# STATED EXERCISE:
Leave every picture out and write out the records below exactly.

** START **

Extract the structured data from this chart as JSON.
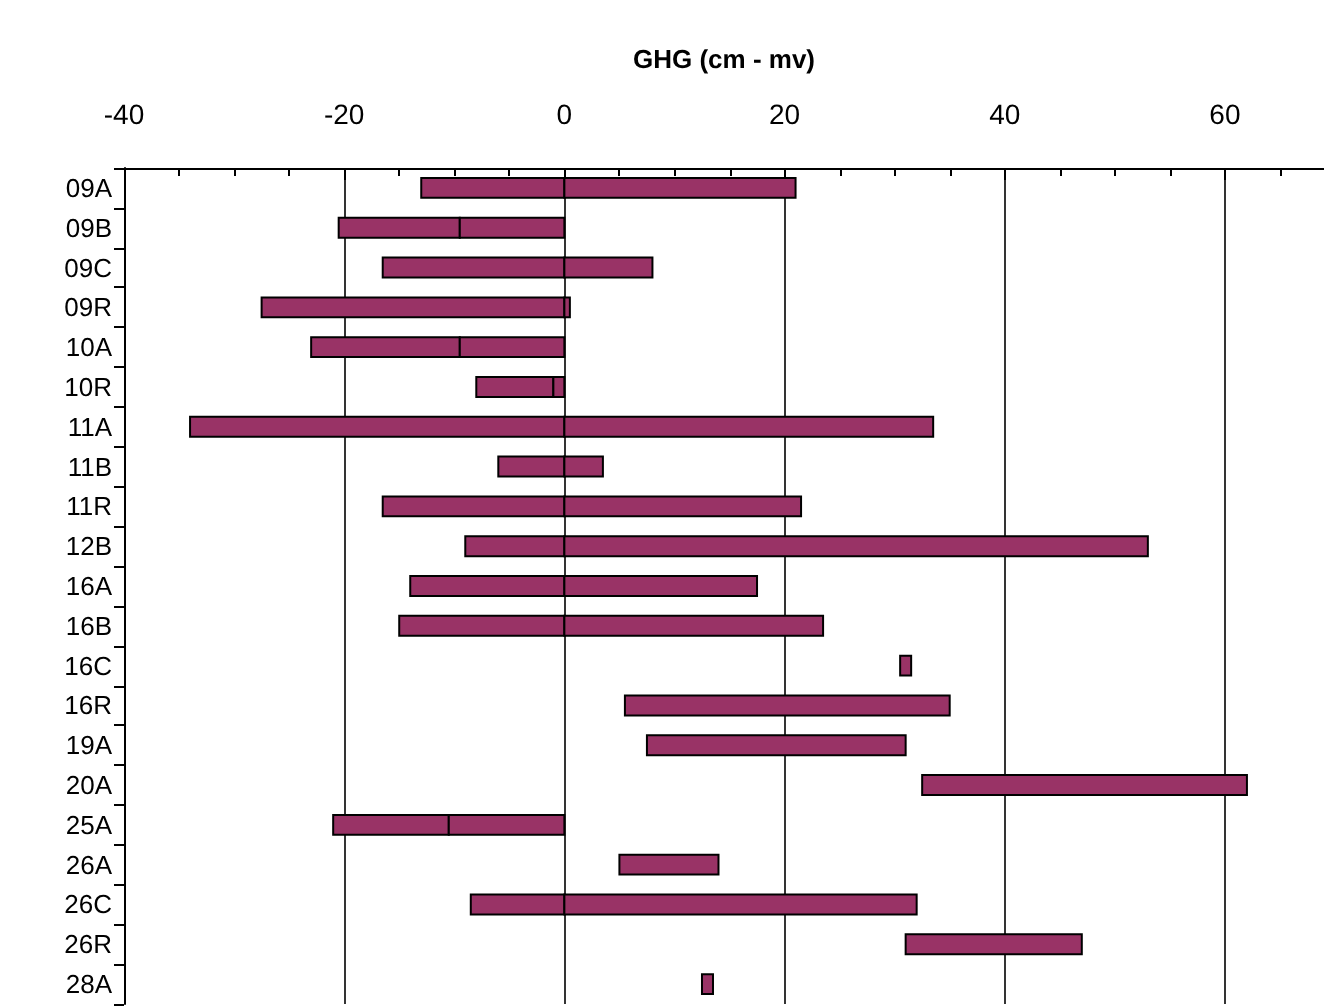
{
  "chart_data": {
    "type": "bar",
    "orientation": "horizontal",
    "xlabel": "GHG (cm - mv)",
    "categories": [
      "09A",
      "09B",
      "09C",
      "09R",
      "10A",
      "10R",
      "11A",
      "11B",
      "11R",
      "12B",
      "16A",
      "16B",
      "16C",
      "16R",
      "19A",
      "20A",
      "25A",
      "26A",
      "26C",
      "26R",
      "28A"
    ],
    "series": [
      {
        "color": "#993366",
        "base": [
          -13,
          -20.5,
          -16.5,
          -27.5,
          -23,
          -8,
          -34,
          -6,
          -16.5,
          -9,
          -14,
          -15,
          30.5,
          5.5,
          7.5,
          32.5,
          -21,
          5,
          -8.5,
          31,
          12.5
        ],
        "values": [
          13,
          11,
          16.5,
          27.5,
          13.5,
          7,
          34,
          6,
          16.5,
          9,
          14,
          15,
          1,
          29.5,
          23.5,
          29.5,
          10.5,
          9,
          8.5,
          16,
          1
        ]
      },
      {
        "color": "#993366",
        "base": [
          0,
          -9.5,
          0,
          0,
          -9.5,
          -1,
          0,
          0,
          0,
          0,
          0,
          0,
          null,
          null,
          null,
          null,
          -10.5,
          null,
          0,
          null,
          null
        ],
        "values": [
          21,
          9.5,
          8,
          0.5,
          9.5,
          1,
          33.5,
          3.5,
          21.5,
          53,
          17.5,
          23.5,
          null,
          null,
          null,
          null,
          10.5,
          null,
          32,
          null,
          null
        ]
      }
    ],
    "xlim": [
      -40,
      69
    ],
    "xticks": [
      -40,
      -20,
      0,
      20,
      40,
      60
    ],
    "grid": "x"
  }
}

** END **

# ANSWER TO THE EXERCISE:
Extract the structured data from this chart as JSON.
{
  "chart_data": {
    "type": "bar",
    "orientation": "horizontal",
    "xlabel": "GHG (cm - mv)",
    "categories": [
      "09A",
      "09B",
      "09C",
      "09R",
      "10A",
      "10R",
      "11A",
      "11B",
      "11R",
      "12B",
      "16A",
      "16B",
      "16C",
      "16R",
      "19A",
      "20A",
      "25A",
      "26A",
      "26C",
      "26R",
      "28A"
    ],
    "series": [
      {
        "color": "#993366",
        "base": [
          -13,
          -20.5,
          -16.5,
          -27.5,
          -23,
          -8,
          -34,
          -6,
          -16.5,
          -9,
          -14,
          -15,
          30.5,
          5.5,
          7.5,
          32.5,
          -21,
          5,
          -8.5,
          31,
          12.5
        ],
        "values": [
          13,
          11,
          16.5,
          27.5,
          13.5,
          7,
          34,
          6,
          16.5,
          9,
          14,
          15,
          1,
          29.5,
          23.5,
          29.5,
          10.5,
          9,
          8.5,
          16,
          1
        ]
      },
      {
        "color": "#993366",
        "base": [
          0,
          -9.5,
          0,
          0,
          -9.5,
          -1,
          0,
          0,
          0,
          0,
          0,
          0,
          null,
          null,
          null,
          null,
          -10.5,
          null,
          0,
          null,
          null
        ],
        "values": [
          21,
          9.5,
          8,
          0.5,
          9.5,
          1,
          33.5,
          3.5,
          21.5,
          53,
          17.5,
          23.5,
          null,
          null,
          null,
          null,
          10.5,
          null,
          32,
          null,
          null
        ]
      }
    ],
    "xlim": [
      -40,
      69
    ],
    "xticks": [
      -40,
      -20,
      0,
      20,
      40,
      60
    ],
    "grid": "x"
  }
}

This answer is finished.